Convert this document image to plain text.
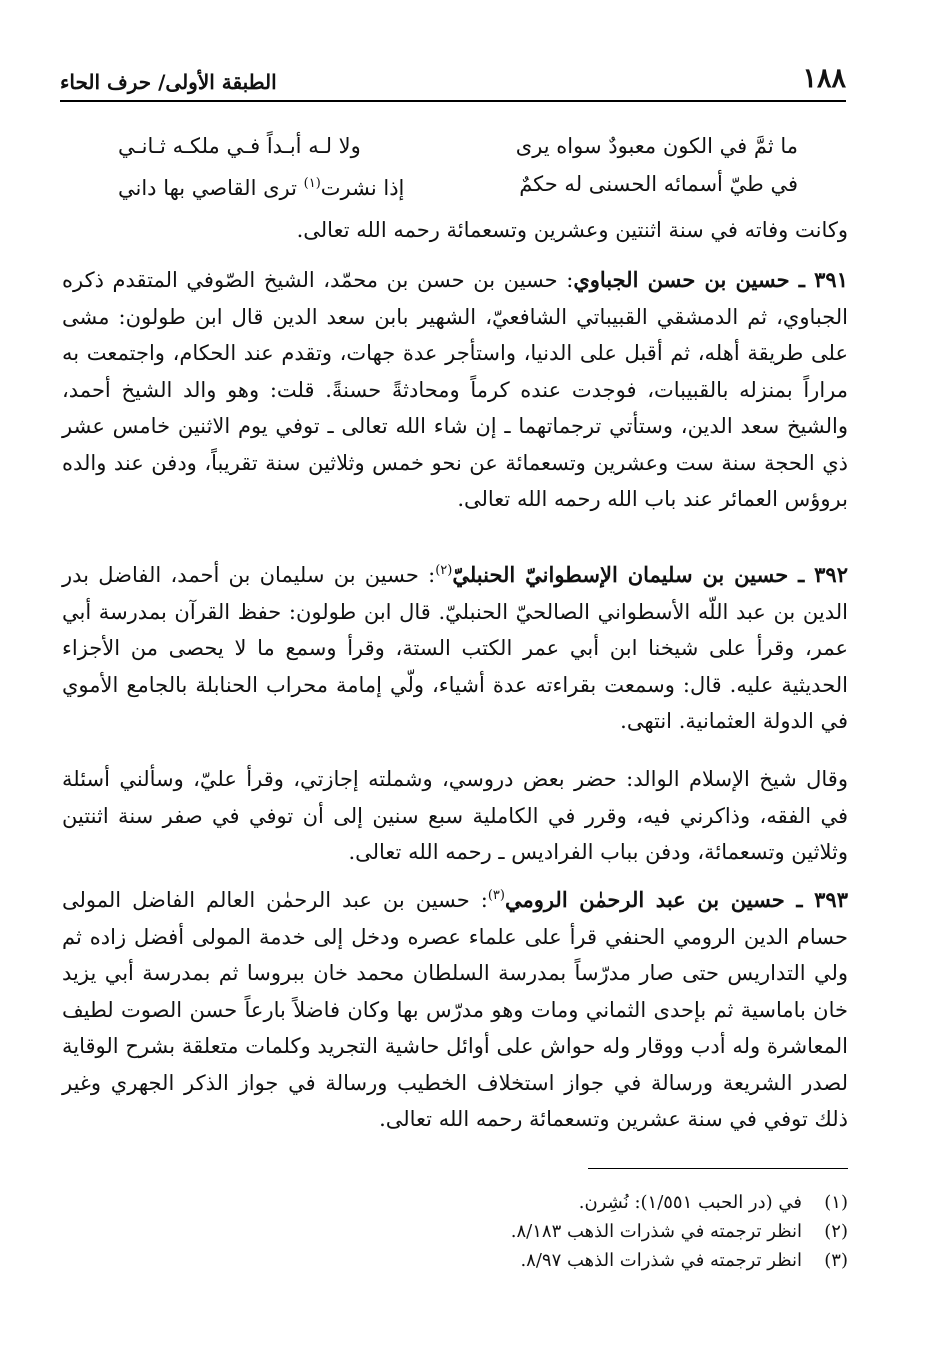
١٨٨
الطبقة الأولى/ حرف الحاء
ما ثمَّ في الكون معبودٌ سواه يرى
ولا لـه أبـداً فـي ملكـه ثـانـي
في طيّ أسمائه الحسنى له حكمٌ
إذا نشرت$^{(١)}$ ترى القاصي بها داني

وكانت وفاته في سنة اثنتين وعشرين وتسعمائة رحمه الله تعالى.

٣٩١ ـ حسين بن حسن الجباوي: حسين بن حسن بن محمّد، الشيخ الصّوفي المتقدم ذكره الجباوي، ثم الدمشقي القبيباتي الشافعيّ، الشهير بابن سعد الدين قال ابن طولون: مشى على طريقة أهله، ثم أقبل على الدنيا، واستأجر عدة جهات، وتقدم عند الحكام، واجتمعت به مراراً بمنزله بالقبيبات، فوجدت عنده كرماً ومحادثةً حسنةً. قلت: وهو والد الشيخ أحمد، والشيخ سعد الدين، وستأتي ترجماتهما ـ إن شاء الله تعالى ـ توفي يوم الاثنين خامس عشر ذي الحجة سنة ست وعشرين وتسعمائة عن نحو خمس وثلاثين سنة تقريباً، ودفن عند والده بروؤس العمائر عند باب الله رحمه الله تعالى.

٣٩٢ ـ حسين بن سليمان الإسطوانيّ الحنبليّ$^{(٢)}$: حسين بن سليمان بن أحمد، الفاضل بدر الدين بن عبد اللّه الأسطواني الصالحيّ الحنبليّ. قال ابن طولون: حفظ القرآن بمدرسة أبي عمر، وقرأ على شيخنا ابن أبي عمر الكتب الستة، وقرأ وسمع ما لا يحصى من الأجزاء الحديثية عليه. قال: وسمعت بقراءته عدة أشياء، ولّي إمامة محراب الحنابلة بالجامع الأموي في الدولة العثمانية. انتهى.

وقال شيخ الإسلام الوالد: حضر بعض دروسي، وشملته إجازتي، وقرأ عليّ، وسألني أسئلة في الفقه، وذاكرني فيه، وقرر في الكاملية سبع سنين إلى أن توفي في صفر سنة اثنتين وثلاثين وتسعمائة، ودفن بباب الفراديس ـ رحمه الله تعالى.

٣٩٣ ـ حسين بن عبد الرحمٰن الرومي$^{(٣)}$: حسين بن عبد الرحمٰن العالم الفاضل المولى حسام الدين الرومي الحنفي قرأ على علماء عصره ودخل إلى خدمة المولى أفضل زاده ثم ولي التداريس حتى صار مدرّساً بمدرسة السلطان محمد خان ببروسا ثم بمدرسة أبي يزيد خان باماسية ثم بإحدى الثماني ومات وهو مدرّس بها وكان فاضلاً بارعاً حسن الصوت لطيف المعاشرة وله أدب ووقار وله حواش على أوائل حاشية التجريد وكلمات متعلقة بشرح الوقاية لصدر الشريعة ورسالة في جواز استخلاف الخطيب ورسالة في جواز الذكر الجهري وغير ذلك توفي في سنة عشرين وتسعمائة رحمه الله تعالى.

(١)
في (در الحبب ١/٥٥١): نُشِرن.
(٢)
انظر ترجمته في شذرات الذهب ٨/١٨٣.
(٣)
انظر ترجمته في شذرات الذهب ٨/٩٧.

--

Drop the images and repeat the data exactly.

CORRECT RESULT -
Convert this document image to plain text.
١٨٨
الطبقة الأولى/ حرف الحاء
ما ثمَّ في الكون معبودٌ سواه يرى
ولا لـه أبـداً فـي ملكـه ثـانـي
في طيّ أسمائه الحسنى له حكمٌ
إذا نشرت$^{(١)}$ ترى القاصي بها داني

وكانت وفاته في سنة اثنتين وعشرين وتسعمائة رحمه الله تعالى.

٣٩١ ـ حسين بن حسن الجباوي: حسين بن حسن بن محمّد، الشيخ الصّوفي المتقدم ذكره الجباوي، ثم الدمشقي القبيباتي الشافعيّ، الشهير بابن سعد الدين قال ابن طولون: مشى على طريقة أهله، ثم أقبل على الدنيا، واستأجر عدة جهات، وتقدم عند الحكام، واجتمعت به مراراً بمنزله بالقبيبات، فوجدت عنده كرماً ومحادثةً حسنةً. قلت: وهو والد الشيخ أحمد، والشيخ سعد الدين، وستأتي ترجماتهما ـ إن شاء الله تعالى ـ توفي يوم الاثنين خامس عشر ذي الحجة سنة ست وعشرين وتسعمائة عن نحو خمس وثلاثين سنة تقريباً، ودفن عند والده بروؤس العمائر عند باب الله رحمه الله تعالى.

٣٩٢ ـ حسين بن سليمان الإسطوانيّ الحنبليّ$^{(٢)}$: حسين بن سليمان بن أحمد، الفاضل بدر الدين بن عبد اللّه الأسطواني الصالحيّ الحنبليّ. قال ابن طولون: حفظ القرآن بمدرسة أبي عمر، وقرأ على شيخنا ابن أبي عمر الكتب الستة، وقرأ وسمع ما لا يحصى من الأجزاء الحديثية عليه. قال: وسمعت بقراءته عدة أشياء، ولّي إمامة محراب الحنابلة بالجامع الأموي في الدولة العثمانية. انتهى.

وقال شيخ الإسلام الوالد: حضر بعض دروسي، وشملته إجازتي، وقرأ عليّ، وسألني أسئلة في الفقه، وذاكرني فيه، وقرر في الكاملية سبع سنين إلى أن توفي في صفر سنة اثنتين وثلاثين وتسعمائة، ودفن بباب الفراديس ـ رحمه الله تعالى.

٣٩٣ ـ حسين بن عبد الرحمٰن الرومي$^{(٣)}$: حسين بن عبد الرحمٰن العالم الفاضل المولى حسام الدين الرومي الحنفي قرأ على علماء عصره ودخل إلى خدمة المولى أفضل زاده ثم ولي التداريس حتى صار مدرّساً بمدرسة السلطان محمد خان ببروسا ثم بمدرسة أبي يزيد خان باماسية ثم بإحدى الثماني ومات وهو مدرّس بها وكان فاضلاً بارعاً حسن الصوت لطيف المعاشرة وله أدب ووقار وله حواش على أوائل حاشية التجريد وكلمات متعلقة بشرح الوقاية لصدر الشريعة ورسالة في جواز استخلاف الخطيب ورسالة في جواز الذكر الجهري وغير ذلك توفي في سنة عشرين وتسعمائة رحمه الله تعالى.

(١)
في (در الحبب ١/٥٥١): نُشِرن.
(٢)
انظر ترجمته في شذرات الذهب ٨/١٨٣.
(٣)
انظر ترجمته في شذرات الذهب ٨/٩٧.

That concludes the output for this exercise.